━━━━━ EXTRACTED DATA ━━━━━

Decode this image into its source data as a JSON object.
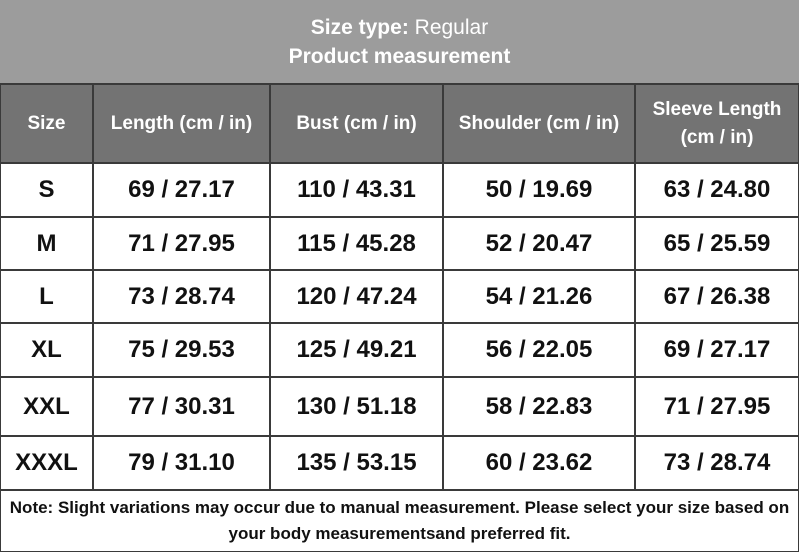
{
  "header": {
    "size_type_label": "Size type:",
    "size_type": "Regular",
    "subtitle": "Product measurement"
  },
  "table": {
    "columns": [
      "Size",
      "Length (cm / in)",
      "Bust (cm / in)",
      "Shoulder (cm / in)",
      "Sleeve Length (cm / in)"
    ],
    "rows": [
      [
        "S",
        "69 / 27.17",
        "110 / 43.31",
        "50 / 19.69",
        "63 / 24.80"
      ],
      [
        "M",
        "71 / 27.95",
        "115 / 45.28",
        "52 / 20.47",
        "65 / 25.59"
      ],
      [
        "L",
        "73 / 28.74",
        "120 / 47.24",
        "54 / 21.26",
        "67 / 26.38"
      ],
      [
        "XL",
        "75 / 29.53",
        "125 / 49.21",
        "56 / 22.05",
        "69 / 27.17"
      ],
      [
        "XXL",
        "77 / 30.31",
        "130 / 51.18",
        "58 / 22.83",
        "71 / 27.95"
      ],
      [
        "XXXL",
        "79 / 31.10",
        "135 / 53.15",
        "60 / 23.62",
        "73 / 28.74"
      ]
    ]
  },
  "note": "Note: Slight variations may occur due to manual measurement. Please select your size based on your body measurementsand preferred fit."
}
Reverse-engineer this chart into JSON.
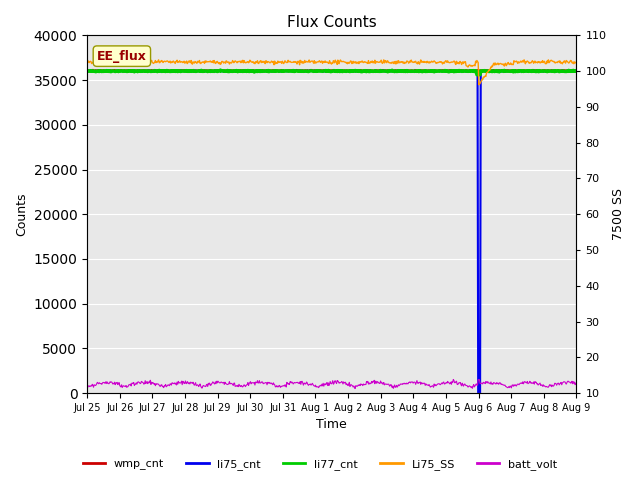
{
  "title": "Flux Counts",
  "xlabel": "Time",
  "ylabel_left": "Counts",
  "ylabel_right": "7500 SS",
  "annotation_text": "EE_flux",
  "x_tick_labels": [
    "Jul 25",
    "Jul 26",
    "Jul 27",
    "Jul 28",
    "Jul 29",
    "Jul 30",
    "Jul 31",
    "Aug 1",
    "Aug 2",
    "Aug 3",
    "Aug 4",
    "Aug 5",
    "Aug 6",
    "Aug 7",
    "Aug 8",
    "Aug 9"
  ],
  "ylim_left": [
    0,
    40000
  ],
  "ylim_right": [
    10,
    110
  ],
  "yticks_left": [
    0,
    5000,
    10000,
    15000,
    20000,
    25000,
    30000,
    35000,
    40000
  ],
  "yticks_right": [
    10,
    20,
    30,
    40,
    50,
    60,
    70,
    80,
    90,
    100,
    110
  ],
  "bg_color": "#e8e8e8",
  "line_colors": {
    "wmp_cnt": "#cc0000",
    "li75_cnt": "#0000ee",
    "li77_cnt": "#00cc00",
    "Li75_SS": "#ff9900",
    "batt_volt": "#cc00cc"
  },
  "legend_labels": [
    "wmp_cnt",
    "li75_cnt",
    "li77_cnt",
    "Li75_SS",
    "batt_volt"
  ],
  "li77_cnt_value": 36000,
  "Li75_SS_base": 37000,
  "wmp_cnt_value": 36100,
  "aug6_day": 12,
  "n_days": 16,
  "batt_volt_base": 700,
  "batt_volt_amp": 500
}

━━━━━

== WHAT THE TASK REQUIRES ==
Copy out every line from the data above that has "into" in it.

== EXPECTED OUTPUT ==
Decode this image into its source data as a JSON object.
Reverse-engineer this chart into JSON.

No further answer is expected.